Extracted data entries
◇ ◇ ◇ ◇ ◇ ◇ ◇
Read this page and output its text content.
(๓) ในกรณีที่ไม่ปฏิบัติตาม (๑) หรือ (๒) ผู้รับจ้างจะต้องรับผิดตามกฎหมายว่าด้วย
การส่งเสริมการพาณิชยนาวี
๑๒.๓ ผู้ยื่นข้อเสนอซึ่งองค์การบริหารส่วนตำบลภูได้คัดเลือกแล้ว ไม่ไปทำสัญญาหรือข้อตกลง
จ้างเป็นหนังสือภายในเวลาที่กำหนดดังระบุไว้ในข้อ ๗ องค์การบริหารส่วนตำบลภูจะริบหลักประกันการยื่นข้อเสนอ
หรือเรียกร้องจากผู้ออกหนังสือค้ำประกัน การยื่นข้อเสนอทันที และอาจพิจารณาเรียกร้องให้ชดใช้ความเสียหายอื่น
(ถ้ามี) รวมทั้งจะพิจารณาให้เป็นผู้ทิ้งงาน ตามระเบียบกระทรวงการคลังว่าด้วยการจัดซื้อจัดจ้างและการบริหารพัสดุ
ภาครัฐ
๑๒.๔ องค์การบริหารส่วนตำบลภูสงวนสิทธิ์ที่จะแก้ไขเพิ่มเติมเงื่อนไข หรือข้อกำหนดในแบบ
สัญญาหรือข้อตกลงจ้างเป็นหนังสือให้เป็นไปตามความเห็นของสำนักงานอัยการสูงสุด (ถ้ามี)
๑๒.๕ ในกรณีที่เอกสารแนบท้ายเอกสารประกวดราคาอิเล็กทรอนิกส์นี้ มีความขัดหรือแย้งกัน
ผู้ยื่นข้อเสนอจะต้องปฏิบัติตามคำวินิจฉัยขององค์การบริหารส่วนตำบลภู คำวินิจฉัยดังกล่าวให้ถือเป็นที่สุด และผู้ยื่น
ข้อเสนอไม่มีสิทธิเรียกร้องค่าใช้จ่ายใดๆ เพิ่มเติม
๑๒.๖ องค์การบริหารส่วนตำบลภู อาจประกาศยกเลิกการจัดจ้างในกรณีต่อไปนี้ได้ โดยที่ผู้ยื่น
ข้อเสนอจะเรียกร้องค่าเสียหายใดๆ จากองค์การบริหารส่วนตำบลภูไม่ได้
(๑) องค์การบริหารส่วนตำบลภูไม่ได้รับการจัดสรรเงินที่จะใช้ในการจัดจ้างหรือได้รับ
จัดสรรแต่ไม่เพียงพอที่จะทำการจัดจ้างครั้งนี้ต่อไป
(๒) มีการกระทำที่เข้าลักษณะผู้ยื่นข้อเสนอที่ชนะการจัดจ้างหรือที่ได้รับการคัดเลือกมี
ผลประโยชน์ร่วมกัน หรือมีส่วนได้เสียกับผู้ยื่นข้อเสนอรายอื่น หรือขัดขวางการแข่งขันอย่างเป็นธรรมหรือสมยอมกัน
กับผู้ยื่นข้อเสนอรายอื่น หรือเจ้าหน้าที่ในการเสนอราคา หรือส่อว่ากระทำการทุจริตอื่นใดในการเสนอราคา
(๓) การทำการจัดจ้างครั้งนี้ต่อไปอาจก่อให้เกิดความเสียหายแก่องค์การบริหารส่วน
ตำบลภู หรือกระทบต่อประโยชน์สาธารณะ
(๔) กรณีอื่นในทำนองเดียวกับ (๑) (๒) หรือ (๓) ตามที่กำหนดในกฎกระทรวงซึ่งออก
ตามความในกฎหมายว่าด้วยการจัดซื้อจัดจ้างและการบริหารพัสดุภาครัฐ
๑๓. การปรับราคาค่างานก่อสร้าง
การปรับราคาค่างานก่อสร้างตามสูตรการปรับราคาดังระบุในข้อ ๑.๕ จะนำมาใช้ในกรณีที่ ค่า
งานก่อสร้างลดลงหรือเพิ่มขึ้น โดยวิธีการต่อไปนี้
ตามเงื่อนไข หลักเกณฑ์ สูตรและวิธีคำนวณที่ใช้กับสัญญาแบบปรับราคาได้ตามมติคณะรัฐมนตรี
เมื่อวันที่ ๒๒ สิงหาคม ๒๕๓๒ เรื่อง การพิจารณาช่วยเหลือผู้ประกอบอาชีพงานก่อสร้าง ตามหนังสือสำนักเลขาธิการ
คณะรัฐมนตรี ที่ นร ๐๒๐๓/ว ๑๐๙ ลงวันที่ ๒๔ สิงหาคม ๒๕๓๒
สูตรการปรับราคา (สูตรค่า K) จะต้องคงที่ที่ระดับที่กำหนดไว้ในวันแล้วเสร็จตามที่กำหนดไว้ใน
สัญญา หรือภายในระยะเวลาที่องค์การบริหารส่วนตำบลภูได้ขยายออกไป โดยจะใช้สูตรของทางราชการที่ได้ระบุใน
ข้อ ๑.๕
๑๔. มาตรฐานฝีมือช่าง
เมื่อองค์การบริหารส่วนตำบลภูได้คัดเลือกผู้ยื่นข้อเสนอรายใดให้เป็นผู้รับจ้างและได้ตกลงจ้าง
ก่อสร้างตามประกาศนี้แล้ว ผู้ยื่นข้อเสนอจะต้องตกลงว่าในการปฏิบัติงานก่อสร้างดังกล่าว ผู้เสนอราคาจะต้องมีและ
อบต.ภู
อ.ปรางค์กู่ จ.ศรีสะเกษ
◇ ◇ ◇ ◇ ◇ ◇ ◇
▶ **DESCRIPTION OF THE TASK**:
Copy all lines from the material that contain "งระบ".

▶ **SOLUTION TO THE EXERCISE**:
จ้างเป็นหนังสือภายในเวลาที่กำหนดดังระบุไว้ในข้อ ๗ องค์การบริหารส่วนตำบลภูจะริบหลักประกันการยื่นข้อเสนอ
การปรับราคาค่างานก่อสร้างตามสูตรการปรับราคาดังระบุในข้อ ๑.๕ จะนำมาใช้ในกรณีที่ ค่า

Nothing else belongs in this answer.